Start of Supplied information

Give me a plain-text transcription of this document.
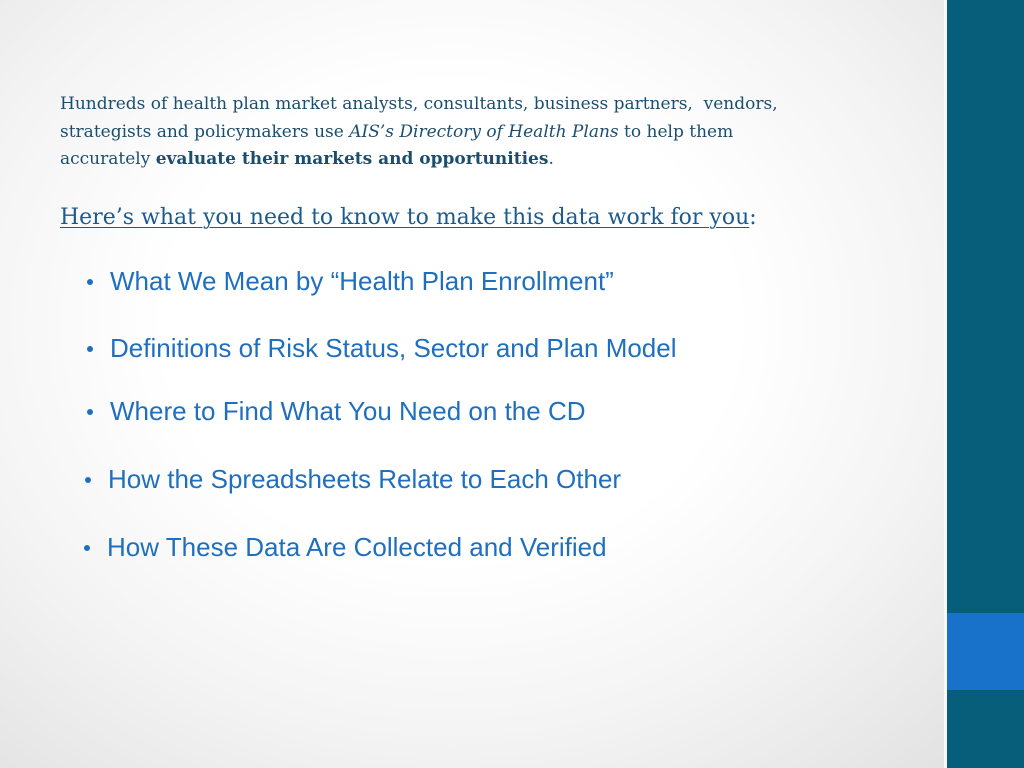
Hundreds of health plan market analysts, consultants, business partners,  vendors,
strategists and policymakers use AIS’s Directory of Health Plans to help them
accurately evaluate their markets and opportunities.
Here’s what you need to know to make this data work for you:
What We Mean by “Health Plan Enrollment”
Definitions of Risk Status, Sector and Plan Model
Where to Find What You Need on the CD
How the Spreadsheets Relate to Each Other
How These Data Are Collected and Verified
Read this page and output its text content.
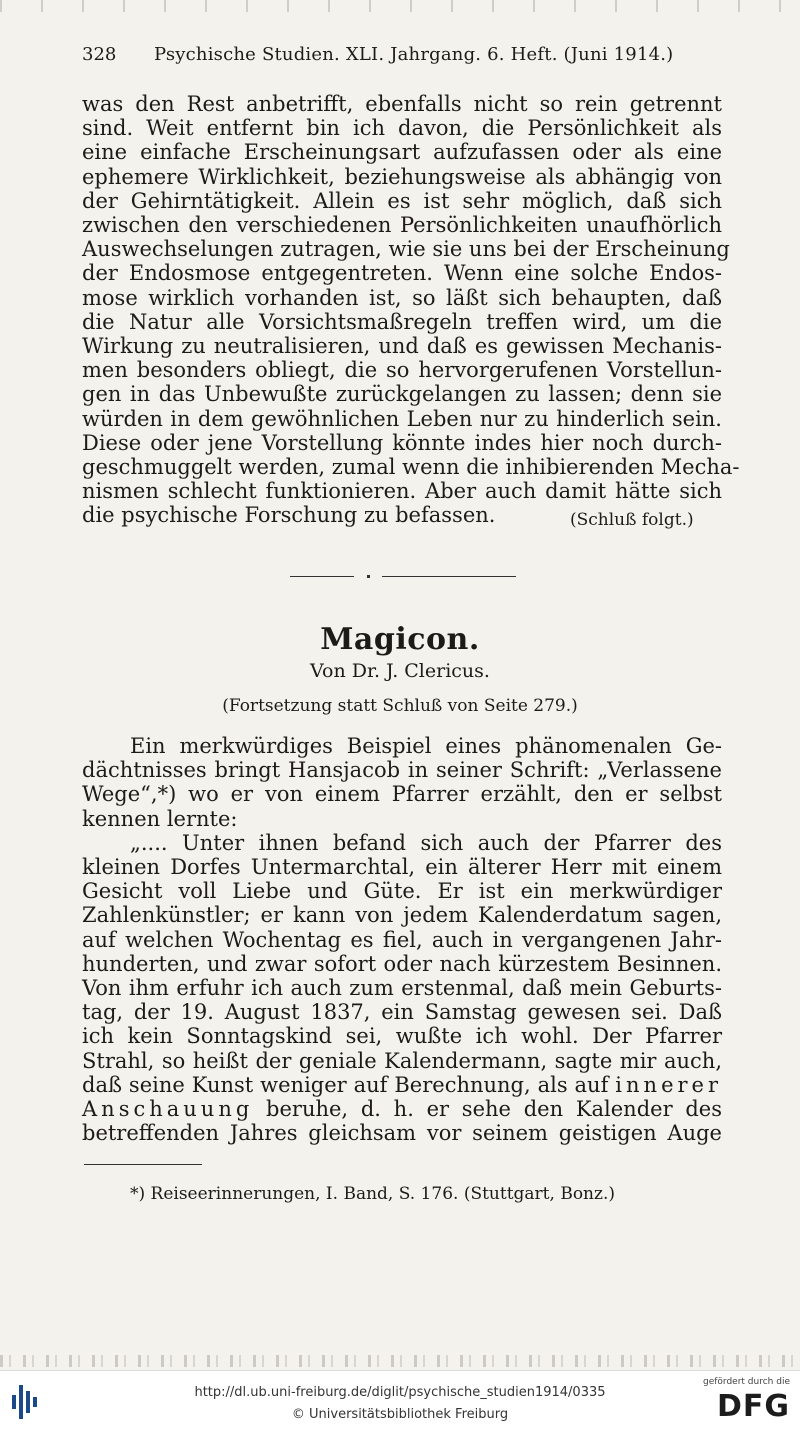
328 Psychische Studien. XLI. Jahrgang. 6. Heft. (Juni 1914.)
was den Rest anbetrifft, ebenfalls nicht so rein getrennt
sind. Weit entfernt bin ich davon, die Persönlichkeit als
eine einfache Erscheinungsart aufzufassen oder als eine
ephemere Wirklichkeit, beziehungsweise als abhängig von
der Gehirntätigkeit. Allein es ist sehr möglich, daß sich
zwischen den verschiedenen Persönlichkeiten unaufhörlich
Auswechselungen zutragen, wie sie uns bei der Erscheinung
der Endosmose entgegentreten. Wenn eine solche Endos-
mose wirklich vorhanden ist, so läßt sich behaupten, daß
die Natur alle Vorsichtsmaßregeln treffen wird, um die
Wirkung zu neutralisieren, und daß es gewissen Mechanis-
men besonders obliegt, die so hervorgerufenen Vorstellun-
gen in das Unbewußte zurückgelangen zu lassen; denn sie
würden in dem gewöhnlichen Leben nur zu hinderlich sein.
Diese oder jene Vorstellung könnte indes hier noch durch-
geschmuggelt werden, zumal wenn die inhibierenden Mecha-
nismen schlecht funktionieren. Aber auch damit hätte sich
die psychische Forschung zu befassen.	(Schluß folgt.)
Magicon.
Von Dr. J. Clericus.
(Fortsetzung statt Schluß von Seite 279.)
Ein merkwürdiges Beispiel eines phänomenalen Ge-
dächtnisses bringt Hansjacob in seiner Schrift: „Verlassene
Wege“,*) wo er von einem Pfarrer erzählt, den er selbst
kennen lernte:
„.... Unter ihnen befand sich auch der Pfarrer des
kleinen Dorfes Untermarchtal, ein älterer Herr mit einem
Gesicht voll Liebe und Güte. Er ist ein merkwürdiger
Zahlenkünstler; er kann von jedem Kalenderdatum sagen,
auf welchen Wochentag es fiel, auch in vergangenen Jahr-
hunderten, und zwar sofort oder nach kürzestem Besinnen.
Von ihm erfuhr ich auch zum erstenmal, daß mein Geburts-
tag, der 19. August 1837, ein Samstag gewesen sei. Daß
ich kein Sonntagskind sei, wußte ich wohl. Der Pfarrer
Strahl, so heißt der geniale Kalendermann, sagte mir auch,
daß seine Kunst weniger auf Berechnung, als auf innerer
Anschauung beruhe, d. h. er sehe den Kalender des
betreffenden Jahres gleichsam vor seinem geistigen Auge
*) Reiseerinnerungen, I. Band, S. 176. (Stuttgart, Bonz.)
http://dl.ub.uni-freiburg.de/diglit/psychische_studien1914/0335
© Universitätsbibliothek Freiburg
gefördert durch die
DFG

End of Supplied information

Instructions for the task =>
Every entry must be transcribed exactly. Pictures do not belong in the copy.

Result for this exercise =>
Give me a plain-text transcription of this document.
Hundreds of health plan market analysts, consultants, business partners,  vendors,
strategists and policymakers use AIS’s Directory of Health Plans to help them
accurately evaluate their markets and opportunities.
Here’s what you need to know to make this data work for you:
What We Mean by “Health Plan Enrollment”
Definitions of Risk Status, Sector and Plan Model
Where to Find What You Need on the CD
How the Spreadsheets Relate to Each Other
How These Data Are Collected and Verified
Read this page and output its text content.
328 Psychische Studien. XLI. Jahrgang. 6. Heft. (Juni 1914.)
was den Rest anbetrifft, ebenfalls nicht so rein getrennt
sind. Weit entfernt bin ich davon, die Persönlichkeit als
eine einfache Erscheinungsart aufzufassen oder als eine
ephemere Wirklichkeit, beziehungsweise als abhängig von
der Gehirntätigkeit. Allein es ist sehr möglich, daß sich
zwischen den verschiedenen Persönlichkeiten unaufhörlich
Auswechselungen zutragen, wie sie uns bei der Erscheinung
der Endosmose entgegentreten. Wenn eine solche Endos-
mose wirklich vorhanden ist, so läßt sich behaupten, daß
die Natur alle Vorsichtsmaßregeln treffen wird, um die
Wirkung zu neutralisieren, und daß es gewissen Mechanis-
men besonders obliegt, die so hervorgerufenen Vorstellun-
gen in das Unbewußte zurückgelangen zu lassen; denn sie
würden in dem gewöhnlichen Leben nur zu hinderlich sein.
Diese oder jene Vorstellung könnte indes hier noch durch-
geschmuggelt werden, zumal wenn die inhibierenden Mecha-
nismen schlecht funktionieren. Aber auch damit hätte sich
die psychische Forschung zu befassen.	(Schluß folgt.)
Magicon.
Von Dr. J. Clericus.
(Fortsetzung statt Schluß von Seite 279.)
Ein merkwürdiges Beispiel eines phänomenalen Ge-
dächtnisses bringt Hansjacob in seiner Schrift: „Verlassene
Wege“,*) wo er von einem Pfarrer erzählt, den er selbst
kennen lernte:
„.... Unter ihnen befand sich auch der Pfarrer des
kleinen Dorfes Untermarchtal, ein älterer Herr mit einem
Gesicht voll Liebe und Güte. Er ist ein merkwürdiger
Zahlenkünstler; er kann von jedem Kalenderdatum sagen,
auf welchen Wochentag es fiel, auch in vergangenen Jahr-
hunderten, und zwar sofort oder nach kürzestem Besinnen.
Von ihm erfuhr ich auch zum erstenmal, daß mein Geburts-
tag, der 19. August 1837, ein Samstag gewesen sei. Daß
ich kein Sonntagskind sei, wußte ich wohl. Der Pfarrer
Strahl, so heißt der geniale Kalendermann, sagte mir auch,
daß seine Kunst weniger auf Berechnung, als auf innerer
Anschauung beruhe, d. h. er sehe den Kalender des
betreffenden Jahres gleichsam vor seinem geistigen Auge
*) Reiseerinnerungen, I. Band, S. 176. (Stuttgart, Bonz.)
http://dl.ub.uni-freiburg.de/diglit/psychische_studien1914/0335
© Universitätsbibliothek Freiburg
gefördert durch die
DFG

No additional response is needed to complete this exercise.